Directive
Scan the data below for the string "物资储备". Copy every line where it appears.

[Excerpt from a dataset]
>> Begin
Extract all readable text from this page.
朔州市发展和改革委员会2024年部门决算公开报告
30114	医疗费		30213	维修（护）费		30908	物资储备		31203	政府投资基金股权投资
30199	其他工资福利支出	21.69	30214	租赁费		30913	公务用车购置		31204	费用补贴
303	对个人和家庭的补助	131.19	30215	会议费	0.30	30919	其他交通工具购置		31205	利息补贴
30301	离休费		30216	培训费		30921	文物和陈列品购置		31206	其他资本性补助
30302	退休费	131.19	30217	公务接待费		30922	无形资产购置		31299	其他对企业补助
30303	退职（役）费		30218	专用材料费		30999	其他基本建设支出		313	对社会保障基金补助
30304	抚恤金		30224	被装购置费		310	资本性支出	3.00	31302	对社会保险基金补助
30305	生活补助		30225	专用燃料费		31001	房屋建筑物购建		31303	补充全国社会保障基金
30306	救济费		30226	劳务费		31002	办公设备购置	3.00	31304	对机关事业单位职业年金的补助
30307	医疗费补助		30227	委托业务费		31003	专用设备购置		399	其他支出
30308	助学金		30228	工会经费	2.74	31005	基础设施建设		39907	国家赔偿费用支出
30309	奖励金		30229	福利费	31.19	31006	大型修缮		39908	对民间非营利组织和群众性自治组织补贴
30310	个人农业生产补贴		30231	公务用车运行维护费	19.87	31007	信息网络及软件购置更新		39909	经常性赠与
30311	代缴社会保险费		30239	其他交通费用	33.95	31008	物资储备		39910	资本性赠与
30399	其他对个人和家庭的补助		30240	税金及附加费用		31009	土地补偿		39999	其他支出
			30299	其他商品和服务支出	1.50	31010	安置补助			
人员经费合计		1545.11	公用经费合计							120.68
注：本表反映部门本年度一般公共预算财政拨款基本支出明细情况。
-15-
>> End
Written response
30114	医疗费		30213	维修（护）费		30908	物资储备		31203	政府投资基金股权投资
30311	代缴社会保险费		30239	其他交通费用	33.95	31008	物资储备		39910	资本性赠与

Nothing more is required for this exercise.